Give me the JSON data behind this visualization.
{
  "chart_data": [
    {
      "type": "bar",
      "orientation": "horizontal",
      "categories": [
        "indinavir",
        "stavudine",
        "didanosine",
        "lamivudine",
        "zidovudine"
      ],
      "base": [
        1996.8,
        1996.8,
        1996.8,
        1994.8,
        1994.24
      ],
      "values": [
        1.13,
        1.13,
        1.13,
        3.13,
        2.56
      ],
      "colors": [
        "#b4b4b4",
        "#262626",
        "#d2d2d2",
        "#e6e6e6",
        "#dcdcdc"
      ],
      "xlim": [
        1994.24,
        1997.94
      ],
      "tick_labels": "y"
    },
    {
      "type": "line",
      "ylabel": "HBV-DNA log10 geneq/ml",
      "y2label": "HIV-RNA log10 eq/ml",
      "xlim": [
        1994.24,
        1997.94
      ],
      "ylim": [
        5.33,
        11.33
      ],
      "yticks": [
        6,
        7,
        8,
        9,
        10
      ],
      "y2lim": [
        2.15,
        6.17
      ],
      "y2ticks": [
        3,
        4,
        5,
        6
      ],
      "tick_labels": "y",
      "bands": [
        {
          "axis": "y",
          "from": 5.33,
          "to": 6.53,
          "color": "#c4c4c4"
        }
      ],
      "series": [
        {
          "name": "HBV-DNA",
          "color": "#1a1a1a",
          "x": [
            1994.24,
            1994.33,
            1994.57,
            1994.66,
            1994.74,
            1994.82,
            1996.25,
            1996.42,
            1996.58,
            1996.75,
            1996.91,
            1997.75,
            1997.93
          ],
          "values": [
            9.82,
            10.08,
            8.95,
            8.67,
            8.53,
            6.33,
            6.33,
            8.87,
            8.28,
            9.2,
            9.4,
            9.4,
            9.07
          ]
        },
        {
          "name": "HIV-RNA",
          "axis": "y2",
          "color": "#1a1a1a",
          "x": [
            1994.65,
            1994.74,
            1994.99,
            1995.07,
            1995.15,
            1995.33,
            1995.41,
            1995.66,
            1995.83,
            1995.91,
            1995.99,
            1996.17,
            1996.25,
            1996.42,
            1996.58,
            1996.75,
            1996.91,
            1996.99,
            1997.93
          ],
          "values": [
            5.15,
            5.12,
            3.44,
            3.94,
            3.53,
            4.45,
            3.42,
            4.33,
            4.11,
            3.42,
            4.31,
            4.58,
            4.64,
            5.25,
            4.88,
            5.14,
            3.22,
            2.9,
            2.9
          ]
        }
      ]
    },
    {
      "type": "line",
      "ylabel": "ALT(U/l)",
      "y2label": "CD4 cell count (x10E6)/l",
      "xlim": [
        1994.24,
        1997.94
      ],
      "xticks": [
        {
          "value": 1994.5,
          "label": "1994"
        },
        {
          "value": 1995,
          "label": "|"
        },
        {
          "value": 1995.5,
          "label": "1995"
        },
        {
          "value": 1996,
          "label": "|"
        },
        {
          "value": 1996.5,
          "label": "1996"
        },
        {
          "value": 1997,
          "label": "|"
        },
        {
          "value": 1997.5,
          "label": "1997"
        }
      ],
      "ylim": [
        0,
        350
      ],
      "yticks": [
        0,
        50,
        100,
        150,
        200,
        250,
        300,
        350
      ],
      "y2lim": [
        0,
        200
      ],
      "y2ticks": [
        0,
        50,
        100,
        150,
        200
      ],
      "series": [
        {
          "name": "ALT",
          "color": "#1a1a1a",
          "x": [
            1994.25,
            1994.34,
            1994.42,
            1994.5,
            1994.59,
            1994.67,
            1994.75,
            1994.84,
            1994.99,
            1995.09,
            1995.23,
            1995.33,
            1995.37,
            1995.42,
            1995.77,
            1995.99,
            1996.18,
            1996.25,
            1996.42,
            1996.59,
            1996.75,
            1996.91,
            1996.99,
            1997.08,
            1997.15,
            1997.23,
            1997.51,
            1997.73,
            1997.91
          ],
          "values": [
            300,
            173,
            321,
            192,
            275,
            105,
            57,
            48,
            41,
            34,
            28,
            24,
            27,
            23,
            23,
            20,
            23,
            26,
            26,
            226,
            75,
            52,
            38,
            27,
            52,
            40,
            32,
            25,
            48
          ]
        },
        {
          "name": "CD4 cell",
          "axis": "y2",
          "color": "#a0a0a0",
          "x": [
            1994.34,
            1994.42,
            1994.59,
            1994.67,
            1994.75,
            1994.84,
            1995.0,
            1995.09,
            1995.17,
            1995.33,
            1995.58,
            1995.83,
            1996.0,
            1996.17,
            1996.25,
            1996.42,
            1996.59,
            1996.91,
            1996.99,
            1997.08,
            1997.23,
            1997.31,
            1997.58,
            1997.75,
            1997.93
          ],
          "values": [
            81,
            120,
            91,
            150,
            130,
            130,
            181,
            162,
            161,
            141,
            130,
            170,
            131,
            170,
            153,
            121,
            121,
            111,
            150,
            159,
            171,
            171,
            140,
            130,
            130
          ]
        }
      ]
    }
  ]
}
^^^^
- **GIVEN EXERCISE**:
Print all of the entries again, exactly as written.

- **ANSWER TO THE EXERCISE**:
Give me the JSON data behind this visualization.
{
  "chart_data": [
    {
      "type": "bar",
      "orientation": "horizontal",
      "categories": [
        "indinavir",
        "stavudine",
        "didanosine",
        "lamivudine",
        "zidovudine"
      ],
      "base": [
        1996.8,
        1996.8,
        1996.8,
        1994.8,
        1994.24
      ],
      "values": [
        1.13,
        1.13,
        1.13,
        3.13,
        2.56
      ],
      "colors": [
        "#b4b4b4",
        "#262626",
        "#d2d2d2",
        "#e6e6e6",
        "#dcdcdc"
      ],
      "xlim": [
        1994.24,
        1997.94
      ],
      "tick_labels": "y"
    },
    {
      "type": "line",
      "ylabel": "HBV-DNA log10 geneq/ml",
      "y2label": "HIV-RNA log10 eq/ml",
      "xlim": [
        1994.24,
        1997.94
      ],
      "ylim": [
        5.33,
        11.33
      ],
      "yticks": [
        6,
        7,
        8,
        9,
        10
      ],
      "y2lim": [
        2.15,
        6.17
      ],
      "y2ticks": [
        3,
        4,
        5,
        6
      ],
      "tick_labels": "y",
      "bands": [
        {
          "axis": "y",
          "from": 5.33,
          "to": 6.53,
          "color": "#c4c4c4"
        }
      ],
      "series": [
        {
          "name": "HBV-DNA",
          "color": "#1a1a1a",
          "x": [
            1994.24,
            1994.33,
            1994.57,
            1994.66,
            1994.74,
            1994.82,
            1996.25,
            1996.42,
            1996.58,
            1996.75,
            1996.91,
            1997.75,
            1997.93
          ],
          "values": [
            9.82,
            10.08,
            8.95,
            8.67,
            8.53,
            6.33,
            6.33,
            8.87,
            8.28,
            9.2,
            9.4,
            9.4,
            9.07
          ]
        },
        {
          "name": "HIV-RNA",
          "axis": "y2",
          "color": "#1a1a1a",
          "x": [
            1994.65,
            1994.74,
            1994.99,
            1995.07,
            1995.15,
            1995.33,
            1995.41,
            1995.66,
            1995.83,
            1995.91,
            1995.99,
            1996.17,
            1996.25,
            1996.42,
            1996.58,
            1996.75,
            1996.91,
            1996.99,
            1997.93
          ],
          "values": [
            5.15,
            5.12,
            3.44,
            3.94,
            3.53,
            4.45,
            3.42,
            4.33,
            4.11,
            3.42,
            4.31,
            4.58,
            4.64,
            5.25,
            4.88,
            5.14,
            3.22,
            2.9,
            2.9
          ]
        }
      ]
    },
    {
      "type": "line",
      "ylabel": "ALT(U/l)",
      "y2label": "CD4 cell count (x10E6)/l",
      "xlim": [
        1994.24,
        1997.94
      ],
      "xticks": [
        {
          "value": 1994.5,
          "label": "1994"
        },
        {
          "value": 1995,
          "label": "|"
        },
        {
          "value": 1995.5,
          "label": "1995"
        },
        {
          "value": 1996,
          "label": "|"
        },
        {
          "value": 1996.5,
          "label": "1996"
        },
        {
          "value": 1997,
          "label": "|"
        },
        {
          "value": 1997.5,
          "label": "1997"
        }
      ],
      "ylim": [
        0,
        350
      ],
      "yticks": [
        0,
        50,
        100,
        150,
        200,
        250,
        300,
        350
      ],
      "y2lim": [
        0,
        200
      ],
      "y2ticks": [
        0,
        50,
        100,
        150,
        200
      ],
      "series": [
        {
          "name": "ALT",
          "color": "#1a1a1a",
          "x": [
            1994.25,
            1994.34,
            1994.42,
            1994.5,
            1994.59,
            1994.67,
            1994.75,
            1994.84,
            1994.99,
            1995.09,
            1995.23,
            1995.33,
            1995.37,
            1995.42,
            1995.77,
            1995.99,
            1996.18,
            1996.25,
            1996.42,
            1996.59,
            1996.75,
            1996.91,
            1996.99,
            1997.08,
            1997.15,
            1997.23,
            1997.51,
            1997.73,
            1997.91
          ],
          "values": [
            300,
            173,
            321,
            192,
            275,
            105,
            57,
            48,
            41,
            34,
            28,
            24,
            27,
            23,
            23,
            20,
            23,
            26,
            26,
            226,
            75,
            52,
            38,
            27,
            52,
            40,
            32,
            25,
            48
          ]
        },
        {
          "name": "CD4 cell",
          "axis": "y2",
          "color": "#a0a0a0",
          "x": [
            1994.34,
            1994.42,
            1994.59,
            1994.67,
            1994.75,
            1994.84,
            1995.0,
            1995.09,
            1995.17,
            1995.33,
            1995.58,
            1995.83,
            1996.0,
            1996.17,
            1996.25,
            1996.42,
            1996.59,
            1996.91,
            1996.99,
            1997.08,
            1997.23,
            1997.31,
            1997.58,
            1997.75,
            1997.93
          ],
          "values": [
            81,
            120,
            91,
            150,
            130,
            130,
            181,
            162,
            161,
            141,
            130,
            170,
            131,
            170,
            153,
            121,
            121,
            111,
            150,
            159,
            171,
            171,
            140,
            130,
            130
          ]
        }
      ]
    }
  ]
}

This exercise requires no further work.